Given instruction
Omit the pictures from the entries below and retype everything else exactly.

[START Data rows]

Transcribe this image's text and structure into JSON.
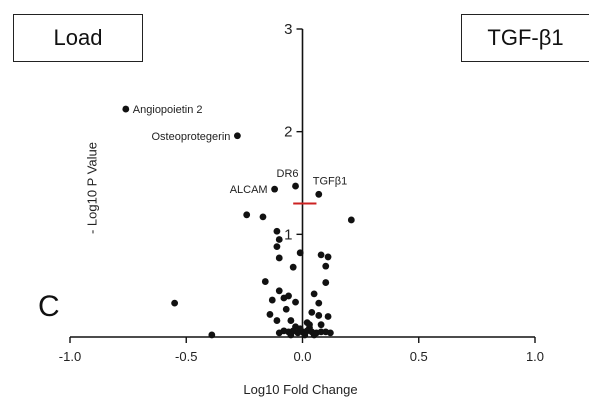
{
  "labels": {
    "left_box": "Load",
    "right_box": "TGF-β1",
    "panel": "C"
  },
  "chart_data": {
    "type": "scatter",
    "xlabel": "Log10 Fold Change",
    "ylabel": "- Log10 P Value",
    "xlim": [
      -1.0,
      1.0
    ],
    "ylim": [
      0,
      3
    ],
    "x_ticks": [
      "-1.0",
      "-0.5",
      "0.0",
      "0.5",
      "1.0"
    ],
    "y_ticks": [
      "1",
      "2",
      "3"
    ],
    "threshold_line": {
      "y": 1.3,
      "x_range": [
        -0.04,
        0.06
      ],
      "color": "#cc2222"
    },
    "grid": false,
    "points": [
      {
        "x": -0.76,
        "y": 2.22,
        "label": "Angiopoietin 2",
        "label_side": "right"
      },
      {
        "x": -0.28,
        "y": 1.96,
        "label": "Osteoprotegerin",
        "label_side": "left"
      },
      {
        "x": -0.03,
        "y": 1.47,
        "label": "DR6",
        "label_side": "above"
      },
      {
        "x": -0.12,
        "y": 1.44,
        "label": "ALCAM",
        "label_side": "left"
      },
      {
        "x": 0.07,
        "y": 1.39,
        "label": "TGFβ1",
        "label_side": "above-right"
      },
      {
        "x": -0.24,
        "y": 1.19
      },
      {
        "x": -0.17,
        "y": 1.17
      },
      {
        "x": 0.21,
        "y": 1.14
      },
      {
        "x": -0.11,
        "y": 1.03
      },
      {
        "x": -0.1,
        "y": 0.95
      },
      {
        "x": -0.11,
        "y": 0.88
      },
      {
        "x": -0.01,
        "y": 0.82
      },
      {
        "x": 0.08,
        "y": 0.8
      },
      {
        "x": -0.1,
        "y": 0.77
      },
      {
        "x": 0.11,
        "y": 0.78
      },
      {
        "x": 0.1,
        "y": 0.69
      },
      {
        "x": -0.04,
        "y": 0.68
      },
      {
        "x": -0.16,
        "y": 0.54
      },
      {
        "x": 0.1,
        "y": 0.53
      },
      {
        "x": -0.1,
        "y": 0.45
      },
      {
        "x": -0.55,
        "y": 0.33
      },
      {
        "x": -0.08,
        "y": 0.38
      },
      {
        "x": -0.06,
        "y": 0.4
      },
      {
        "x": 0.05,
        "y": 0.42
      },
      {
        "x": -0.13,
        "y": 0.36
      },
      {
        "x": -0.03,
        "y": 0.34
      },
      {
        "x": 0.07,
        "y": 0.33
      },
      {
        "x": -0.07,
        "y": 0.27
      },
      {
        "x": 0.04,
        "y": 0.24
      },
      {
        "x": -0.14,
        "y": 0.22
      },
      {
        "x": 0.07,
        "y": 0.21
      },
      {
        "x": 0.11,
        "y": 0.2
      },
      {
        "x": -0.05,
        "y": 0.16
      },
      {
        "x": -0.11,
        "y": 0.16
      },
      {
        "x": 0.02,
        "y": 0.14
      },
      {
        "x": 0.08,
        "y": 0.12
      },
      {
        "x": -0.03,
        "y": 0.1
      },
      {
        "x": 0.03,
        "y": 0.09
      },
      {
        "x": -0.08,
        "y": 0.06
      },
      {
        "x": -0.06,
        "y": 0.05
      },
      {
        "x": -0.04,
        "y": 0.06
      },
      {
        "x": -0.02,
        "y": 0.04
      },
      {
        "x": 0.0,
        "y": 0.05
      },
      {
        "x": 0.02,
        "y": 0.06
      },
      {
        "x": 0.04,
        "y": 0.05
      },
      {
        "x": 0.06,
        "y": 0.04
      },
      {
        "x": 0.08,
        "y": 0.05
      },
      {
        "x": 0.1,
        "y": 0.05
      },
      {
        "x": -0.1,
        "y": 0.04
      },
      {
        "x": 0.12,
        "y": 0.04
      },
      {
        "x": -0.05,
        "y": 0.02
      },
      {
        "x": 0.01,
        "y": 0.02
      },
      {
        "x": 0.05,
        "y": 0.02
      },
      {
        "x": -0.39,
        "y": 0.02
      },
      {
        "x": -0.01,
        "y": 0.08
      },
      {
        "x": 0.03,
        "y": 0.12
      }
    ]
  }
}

[END Data rows]

Exercise output
Transcribe this image's text and structure into JSON.
{
  "labels": {
    "left_box": "Load",
    "right_box": "TGF-β1",
    "panel": "C"
  },
  "chart_data": {
    "type": "scatter",
    "xlabel": "Log10 Fold Change",
    "ylabel": "- Log10 P Value",
    "xlim": [
      -1.0,
      1.0
    ],
    "ylim": [
      0,
      3
    ],
    "x_ticks": [
      "-1.0",
      "-0.5",
      "0.0",
      "0.5",
      "1.0"
    ],
    "y_ticks": [
      "1",
      "2",
      "3"
    ],
    "threshold_line": {
      "y": 1.3,
      "x_range": [
        -0.04,
        0.06
      ],
      "color": "#cc2222"
    },
    "grid": false,
    "points": [
      {
        "x": -0.76,
        "y": 2.22,
        "label": "Angiopoietin 2",
        "label_side": "right"
      },
      {
        "x": -0.28,
        "y": 1.96,
        "label": "Osteoprotegerin",
        "label_side": "left"
      },
      {
        "x": -0.03,
        "y": 1.47,
        "label": "DR6",
        "label_side": "above"
      },
      {
        "x": -0.12,
        "y": 1.44,
        "label": "ALCAM",
        "label_side": "left"
      },
      {
        "x": 0.07,
        "y": 1.39,
        "label": "TGFβ1",
        "label_side": "above-right"
      },
      {
        "x": -0.24,
        "y": 1.19
      },
      {
        "x": -0.17,
        "y": 1.17
      },
      {
        "x": 0.21,
        "y": 1.14
      },
      {
        "x": -0.11,
        "y": 1.03
      },
      {
        "x": -0.1,
        "y": 0.95
      },
      {
        "x": -0.11,
        "y": 0.88
      },
      {
        "x": -0.01,
        "y": 0.82
      },
      {
        "x": 0.08,
        "y": 0.8
      },
      {
        "x": -0.1,
        "y": 0.77
      },
      {
        "x": 0.11,
        "y": 0.78
      },
      {
        "x": 0.1,
        "y": 0.69
      },
      {
        "x": -0.04,
        "y": 0.68
      },
      {
        "x": -0.16,
        "y": 0.54
      },
      {
        "x": 0.1,
        "y": 0.53
      },
      {
        "x": -0.1,
        "y": 0.45
      },
      {
        "x": -0.55,
        "y": 0.33
      },
      {
        "x": -0.08,
        "y": 0.38
      },
      {
        "x": -0.06,
        "y": 0.4
      },
      {
        "x": 0.05,
        "y": 0.42
      },
      {
        "x": -0.13,
        "y": 0.36
      },
      {
        "x": -0.03,
        "y": 0.34
      },
      {
        "x": 0.07,
        "y": 0.33
      },
      {
        "x": -0.07,
        "y": 0.27
      },
      {
        "x": 0.04,
        "y": 0.24
      },
      {
        "x": -0.14,
        "y": 0.22
      },
      {
        "x": 0.07,
        "y": 0.21
      },
      {
        "x": 0.11,
        "y": 0.2
      },
      {
        "x": -0.05,
        "y": 0.16
      },
      {
        "x": -0.11,
        "y": 0.16
      },
      {
        "x": 0.02,
        "y": 0.14
      },
      {
        "x": 0.08,
        "y": 0.12
      },
      {
        "x": -0.03,
        "y": 0.1
      },
      {
        "x": 0.03,
        "y": 0.09
      },
      {
        "x": -0.08,
        "y": 0.06
      },
      {
        "x": -0.06,
        "y": 0.05
      },
      {
        "x": -0.04,
        "y": 0.06
      },
      {
        "x": -0.02,
        "y": 0.04
      },
      {
        "x": 0.0,
        "y": 0.05
      },
      {
        "x": 0.02,
        "y": 0.06
      },
      {
        "x": 0.04,
        "y": 0.05
      },
      {
        "x": 0.06,
        "y": 0.04
      },
      {
        "x": 0.08,
        "y": 0.05
      },
      {
        "x": 0.1,
        "y": 0.05
      },
      {
        "x": -0.1,
        "y": 0.04
      },
      {
        "x": 0.12,
        "y": 0.04
      },
      {
        "x": -0.05,
        "y": 0.02
      },
      {
        "x": 0.01,
        "y": 0.02
      },
      {
        "x": 0.05,
        "y": 0.02
      },
      {
        "x": -0.39,
        "y": 0.02
      },
      {
        "x": -0.01,
        "y": 0.08
      },
      {
        "x": 0.03,
        "y": 0.12
      }
    ]
  }
}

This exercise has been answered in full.